### Exercise
Write out the material below again, unchanged.

### Stored rows
* START *

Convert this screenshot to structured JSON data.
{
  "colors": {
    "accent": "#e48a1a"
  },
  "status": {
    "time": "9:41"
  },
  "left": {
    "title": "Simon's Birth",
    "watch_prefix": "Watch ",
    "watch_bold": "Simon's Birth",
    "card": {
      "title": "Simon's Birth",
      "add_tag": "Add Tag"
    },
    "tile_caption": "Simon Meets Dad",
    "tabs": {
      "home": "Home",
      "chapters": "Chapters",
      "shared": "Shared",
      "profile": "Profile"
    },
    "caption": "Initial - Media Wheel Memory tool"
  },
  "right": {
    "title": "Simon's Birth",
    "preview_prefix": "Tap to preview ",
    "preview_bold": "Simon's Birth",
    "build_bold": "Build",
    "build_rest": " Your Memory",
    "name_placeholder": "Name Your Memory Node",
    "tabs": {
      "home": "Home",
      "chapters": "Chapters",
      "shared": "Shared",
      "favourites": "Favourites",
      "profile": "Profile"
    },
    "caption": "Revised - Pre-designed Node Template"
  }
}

* END *

### Solution below
Convert this screenshot to structured JSON data.
{
  "colors": {
    "accent": "#e48a1a"
  },
  "status": {
    "time": "9:41"
  },
  "left": {
    "title": "Simon's Birth",
    "watch_prefix": "Watch ",
    "watch_bold": "Simon's Birth",
    "card": {
      "title": "Simon's Birth",
      "add_tag": "Add Tag"
    },
    "tile_caption": "Simon Meets Dad",
    "tabs": {
      "home": "Home",
      "chapters": "Chapters",
      "shared": "Shared",
      "profile": "Profile"
    },
    "caption": "Initial - Media Wheel Memory tool"
  },
  "right": {
    "title": "Simon's Birth",
    "preview_prefix": "Tap to preview ",
    "preview_bold": "Simon's Birth",
    "build_bold": "Build",
    "build_rest": " Your Memory",
    "name_placeholder": "Name Your Memory Node",
    "tabs": {
      "home": "Home",
      "chapters": "Chapters",
      "shared": "Shared",
      "favourites": "Favourites",
      "profile": "Profile"
    },
    "caption": "Revised - Pre-designed Node Template"
  }
}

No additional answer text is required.